- Data listing:
★ ★ ★
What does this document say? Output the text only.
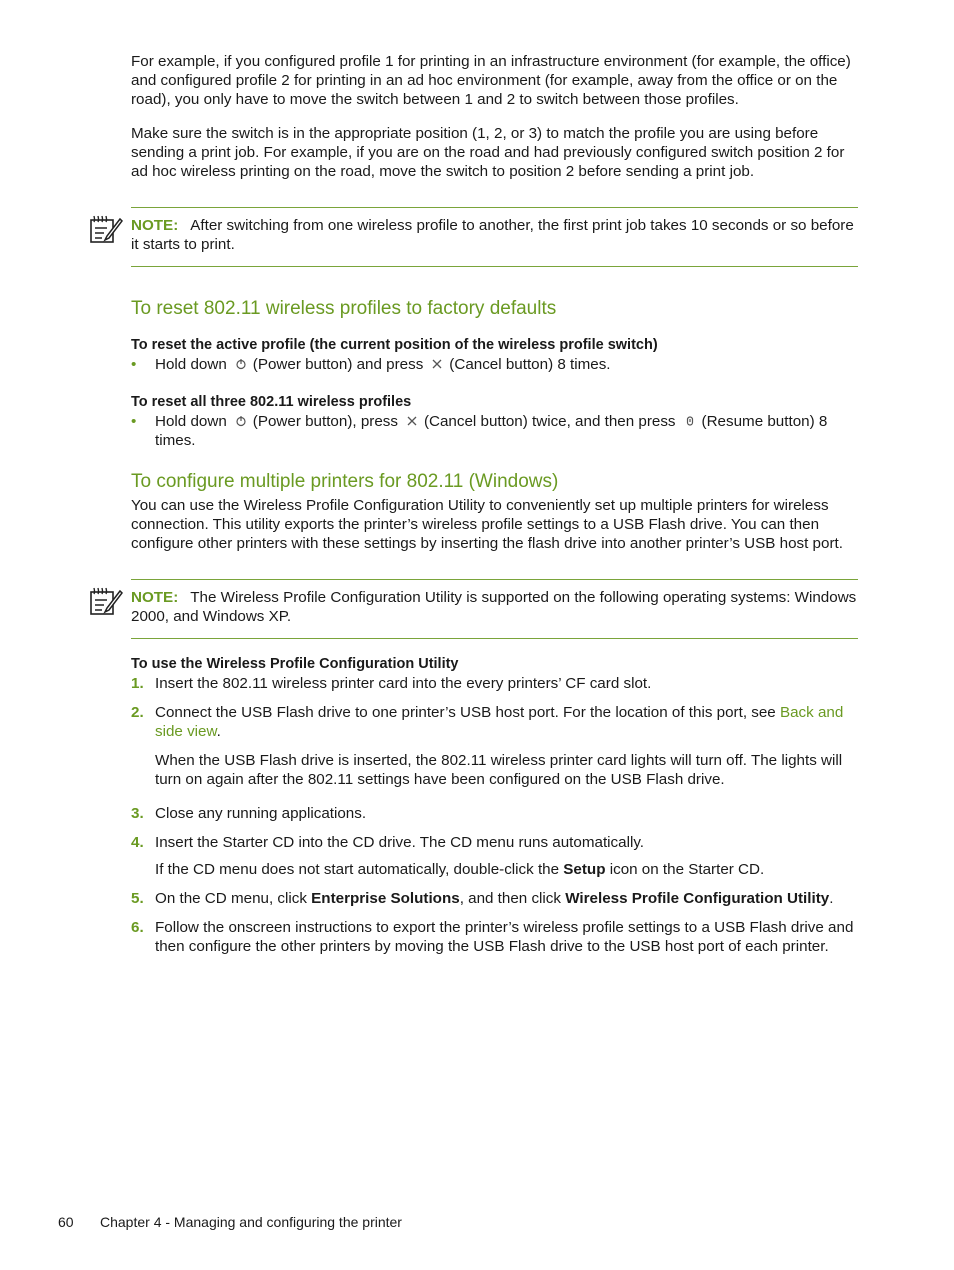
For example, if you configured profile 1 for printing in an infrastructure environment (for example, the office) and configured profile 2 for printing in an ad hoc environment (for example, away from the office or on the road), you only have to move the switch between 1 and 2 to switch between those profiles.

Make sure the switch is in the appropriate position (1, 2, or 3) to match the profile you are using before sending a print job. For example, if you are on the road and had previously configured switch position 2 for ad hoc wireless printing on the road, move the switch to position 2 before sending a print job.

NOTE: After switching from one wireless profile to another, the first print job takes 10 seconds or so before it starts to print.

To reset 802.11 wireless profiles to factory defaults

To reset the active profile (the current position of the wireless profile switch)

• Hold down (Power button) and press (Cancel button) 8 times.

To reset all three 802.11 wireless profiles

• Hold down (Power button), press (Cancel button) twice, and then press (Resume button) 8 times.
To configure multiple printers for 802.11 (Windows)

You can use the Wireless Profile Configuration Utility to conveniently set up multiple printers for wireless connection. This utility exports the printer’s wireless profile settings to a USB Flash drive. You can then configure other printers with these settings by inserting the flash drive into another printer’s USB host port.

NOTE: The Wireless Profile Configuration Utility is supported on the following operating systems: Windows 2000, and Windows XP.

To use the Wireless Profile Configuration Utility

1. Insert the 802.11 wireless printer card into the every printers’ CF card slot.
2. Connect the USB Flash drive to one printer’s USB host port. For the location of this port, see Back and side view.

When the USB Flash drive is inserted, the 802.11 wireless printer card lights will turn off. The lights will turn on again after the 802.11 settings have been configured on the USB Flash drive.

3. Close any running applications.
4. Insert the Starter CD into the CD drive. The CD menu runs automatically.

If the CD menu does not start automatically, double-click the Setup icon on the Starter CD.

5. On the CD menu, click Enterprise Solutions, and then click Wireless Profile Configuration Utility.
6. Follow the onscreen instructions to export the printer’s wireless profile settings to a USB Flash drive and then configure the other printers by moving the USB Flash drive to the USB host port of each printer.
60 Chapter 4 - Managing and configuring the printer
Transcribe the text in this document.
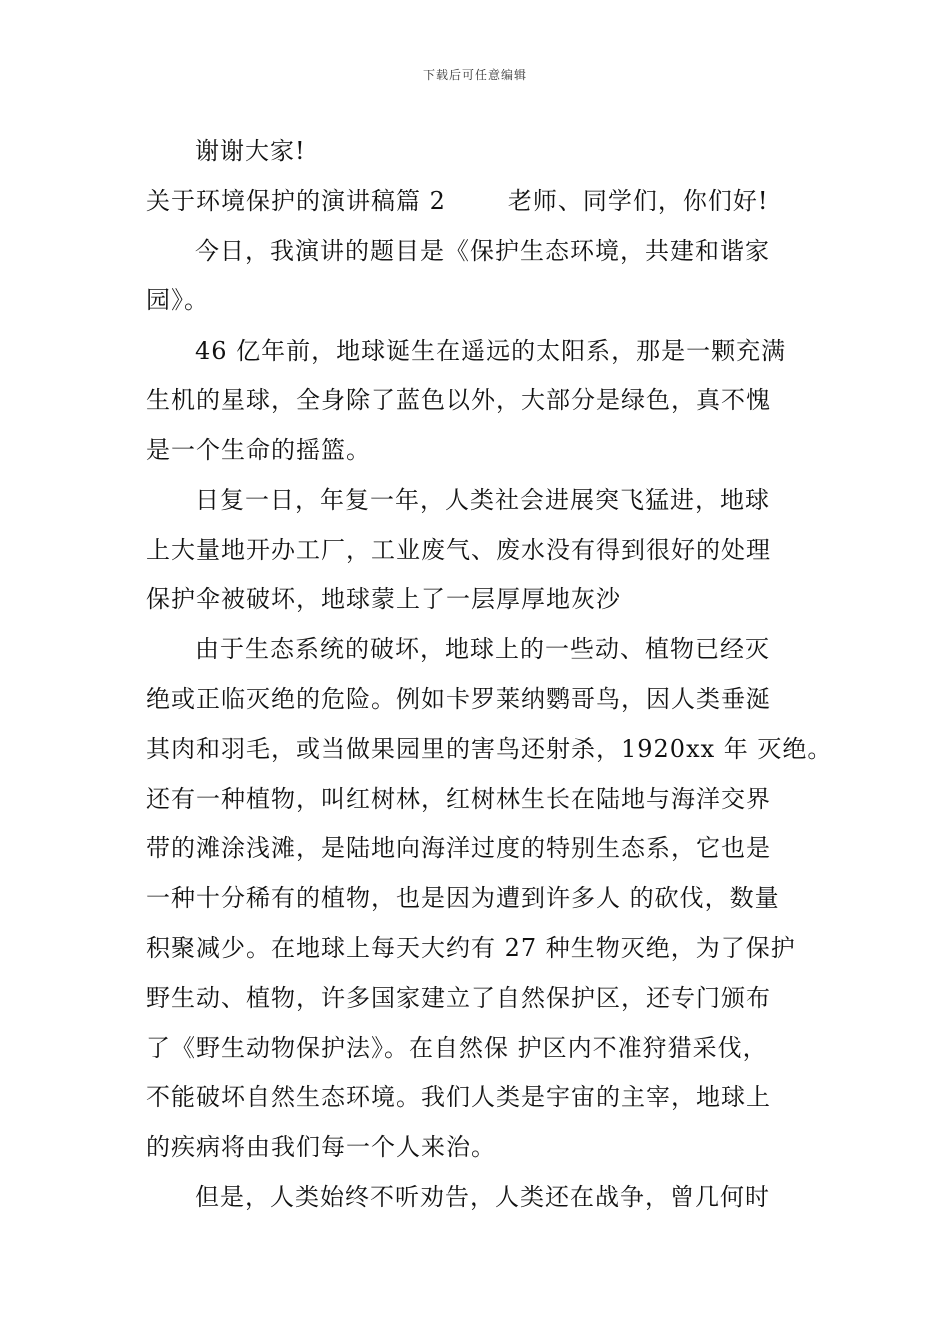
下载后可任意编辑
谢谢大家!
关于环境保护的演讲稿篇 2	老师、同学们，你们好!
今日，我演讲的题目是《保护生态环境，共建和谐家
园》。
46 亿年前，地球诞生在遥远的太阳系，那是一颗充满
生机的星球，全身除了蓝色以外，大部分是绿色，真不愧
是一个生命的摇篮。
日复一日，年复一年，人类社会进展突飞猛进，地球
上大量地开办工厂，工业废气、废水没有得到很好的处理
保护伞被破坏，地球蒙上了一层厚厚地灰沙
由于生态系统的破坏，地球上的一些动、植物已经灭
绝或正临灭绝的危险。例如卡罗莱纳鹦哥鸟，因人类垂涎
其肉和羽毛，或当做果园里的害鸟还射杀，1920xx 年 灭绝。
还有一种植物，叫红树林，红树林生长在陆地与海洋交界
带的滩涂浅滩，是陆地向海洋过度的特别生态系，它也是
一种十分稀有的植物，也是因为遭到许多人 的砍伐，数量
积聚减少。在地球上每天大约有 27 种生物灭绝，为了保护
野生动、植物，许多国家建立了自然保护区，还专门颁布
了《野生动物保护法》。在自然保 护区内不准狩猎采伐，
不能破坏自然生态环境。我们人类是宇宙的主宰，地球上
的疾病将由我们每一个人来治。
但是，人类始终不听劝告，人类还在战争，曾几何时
★ ★ ★
- Given exercise:
Exactly as written, return every line of the listing, but not the pictures.

- Answer to this exercise:
What does this document say? Output the text only.
For example, if you configured profile 1 for printing in an infrastructure environment (for example, the office) and configured profile 2 for printing in an ad hoc environment (for example, away from the office or on the road), you only have to move the switch between 1 and 2 to switch between those profiles.

Make sure the switch is in the appropriate position (1, 2, or 3) to match the profile you are using before sending a print job. For example, if you are on the road and had previously configured switch position 2 for ad hoc wireless printing on the road, move the switch to position 2 before sending a print job.

NOTE: After switching from one wireless profile to another, the first print job takes 10 seconds or so before it starts to print.

To reset 802.11 wireless profiles to factory defaults

To reset the active profile (the current position of the wireless profile switch)

• Hold down (Power button) and press (Cancel button) 8 times.

To reset all three 802.11 wireless profiles

• Hold down (Power button), press (Cancel button) twice, and then press (Resume button) 8 times.
To configure multiple printers for 802.11 (Windows)

You can use the Wireless Profile Configuration Utility to conveniently set up multiple printers for wireless connection. This utility exports the printer’s wireless profile settings to a USB Flash drive. You can then configure other printers with these settings by inserting the flash drive into another printer’s USB host port.

NOTE: The Wireless Profile Configuration Utility is supported on the following operating systems: Windows 2000, and Windows XP.

To use the Wireless Profile Configuration Utility

1. Insert the 802.11 wireless printer card into the every printers’ CF card slot.
2. Connect the USB Flash drive to one printer’s USB host port. For the location of this port, see Back and side view.

When the USB Flash drive is inserted, the 802.11 wireless printer card lights will turn off. The lights will turn on again after the 802.11 settings have been configured on the USB Flash drive.

3. Close any running applications.
4. Insert the Starter CD into the CD drive. The CD menu runs automatically.

If the CD menu does not start automatically, double-click the Setup icon on the Starter CD.

5. On the CD menu, click Enterprise Solutions, and then click Wireless Profile Configuration Utility.
6. Follow the onscreen instructions to export the printer’s wireless profile settings to a USB Flash drive and then configure the other printers by moving the USB Flash drive to the USB host port of each printer.
60 Chapter 4 - Managing and configuring the printer
Transcribe the text in this document.
下载后可任意编辑
谢谢大家!
关于环境保护的演讲稿篇 2	老师、同学们，你们好!
今日，我演讲的题目是《保护生态环境，共建和谐家
园》。
46 亿年前，地球诞生在遥远的太阳系，那是一颗充满
生机的星球，全身除了蓝色以外，大部分是绿色，真不愧
是一个生命的摇篮。
日复一日，年复一年，人类社会进展突飞猛进，地球
上大量地开办工厂，工业废气、废水没有得到很好的处理
保护伞被破坏，地球蒙上了一层厚厚地灰沙
由于生态系统的破坏，地球上的一些动、植物已经灭
绝或正临灭绝的危险。例如卡罗莱纳鹦哥鸟，因人类垂涎
其肉和羽毛，或当做果园里的害鸟还射杀，1920xx 年 灭绝。
还有一种植物，叫红树林，红树林生长在陆地与海洋交界
带的滩涂浅滩，是陆地向海洋过度的特别生态系，它也是
一种十分稀有的植物，也是因为遭到许多人 的砍伐，数量
积聚减少。在地球上每天大约有 27 种生物灭绝，为了保护
野生动、植物，许多国家建立了自然保护区，还专门颁布
了《野生动物保护法》。在自然保 护区内不准狩猎采伐，
不能破坏自然生态环境。我们人类是宇宙的主宰，地球上
的疾病将由我们每一个人来治。
但是，人类始终不听劝告，人类还在战争，曾几何时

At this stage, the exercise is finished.